# What to do
List every line below containing "Knox".

# Data
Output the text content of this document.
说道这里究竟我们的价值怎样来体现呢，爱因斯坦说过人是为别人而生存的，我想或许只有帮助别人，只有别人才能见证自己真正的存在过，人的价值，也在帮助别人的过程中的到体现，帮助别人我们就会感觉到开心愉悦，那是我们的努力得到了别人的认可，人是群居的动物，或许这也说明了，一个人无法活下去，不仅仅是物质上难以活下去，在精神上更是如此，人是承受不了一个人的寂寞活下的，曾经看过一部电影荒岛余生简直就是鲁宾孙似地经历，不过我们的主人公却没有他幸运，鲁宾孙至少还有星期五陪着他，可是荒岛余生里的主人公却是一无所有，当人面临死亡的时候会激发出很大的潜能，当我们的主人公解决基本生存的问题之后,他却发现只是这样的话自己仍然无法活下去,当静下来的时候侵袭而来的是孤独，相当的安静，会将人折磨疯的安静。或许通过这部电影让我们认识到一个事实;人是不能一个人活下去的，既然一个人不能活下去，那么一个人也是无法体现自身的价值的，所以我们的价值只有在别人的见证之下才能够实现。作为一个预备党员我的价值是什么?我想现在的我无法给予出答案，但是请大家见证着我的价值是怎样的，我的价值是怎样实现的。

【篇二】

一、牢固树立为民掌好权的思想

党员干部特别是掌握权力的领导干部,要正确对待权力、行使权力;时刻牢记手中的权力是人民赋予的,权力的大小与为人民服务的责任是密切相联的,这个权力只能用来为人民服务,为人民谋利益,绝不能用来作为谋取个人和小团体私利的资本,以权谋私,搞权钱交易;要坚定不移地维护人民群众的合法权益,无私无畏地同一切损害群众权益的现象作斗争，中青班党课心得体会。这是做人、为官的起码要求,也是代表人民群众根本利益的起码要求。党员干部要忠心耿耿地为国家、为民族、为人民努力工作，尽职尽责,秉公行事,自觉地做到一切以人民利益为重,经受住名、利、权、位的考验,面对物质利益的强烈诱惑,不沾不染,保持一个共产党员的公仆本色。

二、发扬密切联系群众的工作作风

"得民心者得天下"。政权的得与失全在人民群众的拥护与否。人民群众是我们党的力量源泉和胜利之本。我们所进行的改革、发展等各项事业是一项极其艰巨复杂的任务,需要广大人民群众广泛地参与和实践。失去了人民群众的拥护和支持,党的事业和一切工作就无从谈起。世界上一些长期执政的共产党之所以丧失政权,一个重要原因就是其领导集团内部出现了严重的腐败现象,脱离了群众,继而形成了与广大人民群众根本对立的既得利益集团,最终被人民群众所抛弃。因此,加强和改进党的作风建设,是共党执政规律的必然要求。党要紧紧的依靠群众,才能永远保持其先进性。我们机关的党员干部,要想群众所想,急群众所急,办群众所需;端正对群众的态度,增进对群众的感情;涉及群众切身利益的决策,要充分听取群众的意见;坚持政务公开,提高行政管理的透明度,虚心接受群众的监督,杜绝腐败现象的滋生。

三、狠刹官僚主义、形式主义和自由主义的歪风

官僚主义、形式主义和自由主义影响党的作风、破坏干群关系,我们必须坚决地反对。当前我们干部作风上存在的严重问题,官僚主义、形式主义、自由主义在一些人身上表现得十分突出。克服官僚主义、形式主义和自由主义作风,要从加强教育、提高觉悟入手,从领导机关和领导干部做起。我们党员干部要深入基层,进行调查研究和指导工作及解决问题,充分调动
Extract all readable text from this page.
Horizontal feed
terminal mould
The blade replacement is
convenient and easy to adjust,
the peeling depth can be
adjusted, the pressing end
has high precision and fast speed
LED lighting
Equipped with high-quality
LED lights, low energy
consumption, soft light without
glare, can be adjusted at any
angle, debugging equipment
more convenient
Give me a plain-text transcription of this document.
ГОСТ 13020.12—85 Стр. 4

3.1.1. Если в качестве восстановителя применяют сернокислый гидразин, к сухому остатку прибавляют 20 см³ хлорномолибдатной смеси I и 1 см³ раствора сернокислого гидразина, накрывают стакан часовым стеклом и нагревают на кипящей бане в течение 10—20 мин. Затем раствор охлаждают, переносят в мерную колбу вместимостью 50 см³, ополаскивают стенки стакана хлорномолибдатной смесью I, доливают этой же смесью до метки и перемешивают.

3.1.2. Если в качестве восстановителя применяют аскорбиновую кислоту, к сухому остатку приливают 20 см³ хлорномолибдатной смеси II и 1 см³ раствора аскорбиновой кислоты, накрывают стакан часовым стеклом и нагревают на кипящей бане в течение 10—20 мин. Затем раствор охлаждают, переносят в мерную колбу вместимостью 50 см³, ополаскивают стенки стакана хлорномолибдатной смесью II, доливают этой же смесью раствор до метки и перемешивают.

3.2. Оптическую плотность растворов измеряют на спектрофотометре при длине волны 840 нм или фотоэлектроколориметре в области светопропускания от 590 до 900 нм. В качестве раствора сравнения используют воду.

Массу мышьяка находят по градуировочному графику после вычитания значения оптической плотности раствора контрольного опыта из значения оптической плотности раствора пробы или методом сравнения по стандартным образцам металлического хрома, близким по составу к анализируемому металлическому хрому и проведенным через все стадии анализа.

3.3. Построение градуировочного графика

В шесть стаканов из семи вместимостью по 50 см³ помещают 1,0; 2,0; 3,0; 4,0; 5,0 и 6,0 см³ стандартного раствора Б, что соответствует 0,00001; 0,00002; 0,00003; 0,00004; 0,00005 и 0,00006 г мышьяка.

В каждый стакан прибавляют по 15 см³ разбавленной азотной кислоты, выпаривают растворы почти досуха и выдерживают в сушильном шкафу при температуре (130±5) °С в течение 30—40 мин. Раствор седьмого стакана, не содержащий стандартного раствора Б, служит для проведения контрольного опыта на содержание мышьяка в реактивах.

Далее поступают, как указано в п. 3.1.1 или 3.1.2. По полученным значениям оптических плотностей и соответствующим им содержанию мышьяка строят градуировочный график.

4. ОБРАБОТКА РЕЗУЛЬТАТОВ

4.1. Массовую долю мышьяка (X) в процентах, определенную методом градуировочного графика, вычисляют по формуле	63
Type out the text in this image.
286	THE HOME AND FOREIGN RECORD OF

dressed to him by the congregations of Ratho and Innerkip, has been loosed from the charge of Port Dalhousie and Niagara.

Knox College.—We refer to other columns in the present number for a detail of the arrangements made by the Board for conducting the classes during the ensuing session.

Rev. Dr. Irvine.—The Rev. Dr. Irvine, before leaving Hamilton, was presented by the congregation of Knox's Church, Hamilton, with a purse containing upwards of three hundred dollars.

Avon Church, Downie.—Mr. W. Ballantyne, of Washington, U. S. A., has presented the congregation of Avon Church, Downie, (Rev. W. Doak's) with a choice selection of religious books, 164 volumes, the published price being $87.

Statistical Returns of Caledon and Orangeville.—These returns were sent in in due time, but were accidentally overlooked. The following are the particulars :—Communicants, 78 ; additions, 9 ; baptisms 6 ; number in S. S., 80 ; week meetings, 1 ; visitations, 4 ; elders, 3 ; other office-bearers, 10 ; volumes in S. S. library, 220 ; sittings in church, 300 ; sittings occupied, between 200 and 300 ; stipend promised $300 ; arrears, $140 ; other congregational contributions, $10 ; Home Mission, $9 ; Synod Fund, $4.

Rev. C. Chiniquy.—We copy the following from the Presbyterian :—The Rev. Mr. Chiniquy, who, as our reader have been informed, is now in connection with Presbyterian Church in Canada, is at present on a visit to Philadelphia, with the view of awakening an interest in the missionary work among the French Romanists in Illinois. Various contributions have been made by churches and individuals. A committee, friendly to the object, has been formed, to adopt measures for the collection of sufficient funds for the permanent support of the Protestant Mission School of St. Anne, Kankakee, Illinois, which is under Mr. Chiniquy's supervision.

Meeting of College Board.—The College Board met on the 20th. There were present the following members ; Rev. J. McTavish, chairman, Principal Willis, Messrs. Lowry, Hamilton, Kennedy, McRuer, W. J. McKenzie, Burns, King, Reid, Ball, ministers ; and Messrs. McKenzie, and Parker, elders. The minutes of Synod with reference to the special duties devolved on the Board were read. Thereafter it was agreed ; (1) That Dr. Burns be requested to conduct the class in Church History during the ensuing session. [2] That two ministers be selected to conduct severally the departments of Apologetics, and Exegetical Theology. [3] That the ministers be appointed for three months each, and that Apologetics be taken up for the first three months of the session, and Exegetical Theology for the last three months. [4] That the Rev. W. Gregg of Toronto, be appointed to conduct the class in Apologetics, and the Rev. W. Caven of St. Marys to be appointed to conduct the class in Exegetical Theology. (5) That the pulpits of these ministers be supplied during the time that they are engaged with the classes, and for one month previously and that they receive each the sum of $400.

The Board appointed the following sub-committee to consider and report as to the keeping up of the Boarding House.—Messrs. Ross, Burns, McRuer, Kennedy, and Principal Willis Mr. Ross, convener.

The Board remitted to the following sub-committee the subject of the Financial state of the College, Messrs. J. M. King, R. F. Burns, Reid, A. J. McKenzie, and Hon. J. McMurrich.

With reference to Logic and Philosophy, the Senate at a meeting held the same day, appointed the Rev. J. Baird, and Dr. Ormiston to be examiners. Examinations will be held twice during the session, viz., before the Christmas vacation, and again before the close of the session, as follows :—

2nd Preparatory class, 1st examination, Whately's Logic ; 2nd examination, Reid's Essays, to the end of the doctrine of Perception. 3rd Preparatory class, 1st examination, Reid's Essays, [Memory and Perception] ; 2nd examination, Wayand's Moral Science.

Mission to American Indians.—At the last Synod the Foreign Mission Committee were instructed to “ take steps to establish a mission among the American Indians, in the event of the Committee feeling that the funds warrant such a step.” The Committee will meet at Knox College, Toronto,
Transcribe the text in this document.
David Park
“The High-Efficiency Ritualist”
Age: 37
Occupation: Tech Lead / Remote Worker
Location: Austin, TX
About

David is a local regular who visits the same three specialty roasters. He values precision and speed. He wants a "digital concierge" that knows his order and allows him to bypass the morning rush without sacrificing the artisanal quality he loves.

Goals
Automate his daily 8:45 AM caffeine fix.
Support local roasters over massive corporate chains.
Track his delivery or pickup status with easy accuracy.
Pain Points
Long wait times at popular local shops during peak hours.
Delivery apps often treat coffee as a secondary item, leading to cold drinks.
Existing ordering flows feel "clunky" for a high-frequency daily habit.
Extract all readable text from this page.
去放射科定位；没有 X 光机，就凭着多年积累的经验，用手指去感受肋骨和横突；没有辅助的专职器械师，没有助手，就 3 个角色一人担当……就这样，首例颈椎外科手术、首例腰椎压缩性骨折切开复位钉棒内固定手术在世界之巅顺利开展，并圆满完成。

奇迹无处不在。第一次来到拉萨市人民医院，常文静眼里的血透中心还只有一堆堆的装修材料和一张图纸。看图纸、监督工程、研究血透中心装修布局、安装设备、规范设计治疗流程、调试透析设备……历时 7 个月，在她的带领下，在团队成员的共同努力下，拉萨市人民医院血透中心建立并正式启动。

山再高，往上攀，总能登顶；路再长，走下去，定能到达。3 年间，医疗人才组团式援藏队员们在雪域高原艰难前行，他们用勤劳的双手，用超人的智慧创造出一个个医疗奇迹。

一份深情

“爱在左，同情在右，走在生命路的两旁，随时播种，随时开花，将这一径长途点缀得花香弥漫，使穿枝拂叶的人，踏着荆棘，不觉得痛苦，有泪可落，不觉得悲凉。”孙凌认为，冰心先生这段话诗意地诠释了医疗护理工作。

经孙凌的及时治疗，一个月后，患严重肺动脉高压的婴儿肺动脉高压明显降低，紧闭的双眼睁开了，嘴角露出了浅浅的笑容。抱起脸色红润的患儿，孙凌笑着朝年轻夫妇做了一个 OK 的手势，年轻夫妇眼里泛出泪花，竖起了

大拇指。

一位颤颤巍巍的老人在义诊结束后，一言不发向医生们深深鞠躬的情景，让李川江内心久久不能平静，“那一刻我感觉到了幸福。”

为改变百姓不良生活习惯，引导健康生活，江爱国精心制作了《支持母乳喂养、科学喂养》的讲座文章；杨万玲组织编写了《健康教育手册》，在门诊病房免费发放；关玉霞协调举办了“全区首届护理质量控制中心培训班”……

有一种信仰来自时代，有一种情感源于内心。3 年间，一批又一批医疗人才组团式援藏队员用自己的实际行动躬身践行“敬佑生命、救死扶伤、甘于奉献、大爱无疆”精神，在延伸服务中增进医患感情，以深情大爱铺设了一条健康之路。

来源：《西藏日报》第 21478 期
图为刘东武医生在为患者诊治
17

# Worked answer
Knox College.—We refer to other columns in the present number for a detail of the arrangements made by the Board for conducting the classes during the ensuing session.
Rev. Dr. Irvine.—The Rev. Dr. Irvine, before leaving Hamilton, was presented by the congregation of Knox's Church, Hamilton, with a purse containing upwards of three hundred dollars.
Mission to American Indians.—At the last Synod the Foreign Mission Committee were instructed to “ take steps to establish a mission among the American Indians, in the event of the Committee feeling that the funds warrant such a step.” The Committee will meet at Knox College, Toronto,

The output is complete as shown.